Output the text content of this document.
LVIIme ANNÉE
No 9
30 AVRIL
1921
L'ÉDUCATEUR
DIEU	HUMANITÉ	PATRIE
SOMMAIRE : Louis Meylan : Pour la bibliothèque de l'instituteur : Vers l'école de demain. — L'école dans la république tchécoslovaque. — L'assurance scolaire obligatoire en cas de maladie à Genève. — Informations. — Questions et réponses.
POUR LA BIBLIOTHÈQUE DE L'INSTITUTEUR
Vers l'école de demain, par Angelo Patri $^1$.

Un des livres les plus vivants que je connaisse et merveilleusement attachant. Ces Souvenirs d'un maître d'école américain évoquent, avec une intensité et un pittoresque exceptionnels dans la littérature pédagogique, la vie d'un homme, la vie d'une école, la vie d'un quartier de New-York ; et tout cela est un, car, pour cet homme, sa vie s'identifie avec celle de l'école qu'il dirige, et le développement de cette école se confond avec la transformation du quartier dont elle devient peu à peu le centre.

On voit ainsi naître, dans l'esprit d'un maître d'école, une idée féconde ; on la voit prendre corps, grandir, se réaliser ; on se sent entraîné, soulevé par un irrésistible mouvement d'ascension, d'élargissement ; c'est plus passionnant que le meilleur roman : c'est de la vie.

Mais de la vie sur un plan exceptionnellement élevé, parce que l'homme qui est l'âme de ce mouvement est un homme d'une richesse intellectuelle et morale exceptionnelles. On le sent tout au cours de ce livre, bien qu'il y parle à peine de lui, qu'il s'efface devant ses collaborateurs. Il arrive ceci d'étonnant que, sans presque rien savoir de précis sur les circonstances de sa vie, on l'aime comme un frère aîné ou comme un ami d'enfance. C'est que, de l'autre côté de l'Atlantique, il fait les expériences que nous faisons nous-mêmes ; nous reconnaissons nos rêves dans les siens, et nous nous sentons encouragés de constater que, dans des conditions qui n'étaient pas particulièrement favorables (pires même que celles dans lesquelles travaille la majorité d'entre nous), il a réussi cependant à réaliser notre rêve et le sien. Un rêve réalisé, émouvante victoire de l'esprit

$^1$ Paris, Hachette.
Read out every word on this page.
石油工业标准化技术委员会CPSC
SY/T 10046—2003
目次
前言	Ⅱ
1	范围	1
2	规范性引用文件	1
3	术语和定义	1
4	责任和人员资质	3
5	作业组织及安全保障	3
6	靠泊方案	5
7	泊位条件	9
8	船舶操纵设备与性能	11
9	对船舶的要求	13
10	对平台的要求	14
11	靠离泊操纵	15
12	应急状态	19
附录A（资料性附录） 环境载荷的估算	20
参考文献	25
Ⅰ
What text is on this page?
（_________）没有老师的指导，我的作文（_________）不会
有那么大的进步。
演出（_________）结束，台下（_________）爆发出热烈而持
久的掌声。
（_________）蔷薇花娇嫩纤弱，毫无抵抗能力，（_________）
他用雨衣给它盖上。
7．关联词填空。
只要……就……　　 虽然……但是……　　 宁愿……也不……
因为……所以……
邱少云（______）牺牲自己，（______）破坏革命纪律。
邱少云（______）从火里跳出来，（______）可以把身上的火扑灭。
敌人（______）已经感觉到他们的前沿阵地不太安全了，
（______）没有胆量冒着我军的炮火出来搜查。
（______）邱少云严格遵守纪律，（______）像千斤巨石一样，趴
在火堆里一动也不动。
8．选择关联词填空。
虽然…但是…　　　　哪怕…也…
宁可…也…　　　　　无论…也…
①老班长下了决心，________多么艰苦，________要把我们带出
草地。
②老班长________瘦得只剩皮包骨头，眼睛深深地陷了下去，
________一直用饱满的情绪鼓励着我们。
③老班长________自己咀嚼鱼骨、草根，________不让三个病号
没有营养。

AIM OF THE EXERCISE = Find the lines containing "text" and pull them out.

RESULT FOR THIS TASK =
Output the text content of this document.
What text is on this page?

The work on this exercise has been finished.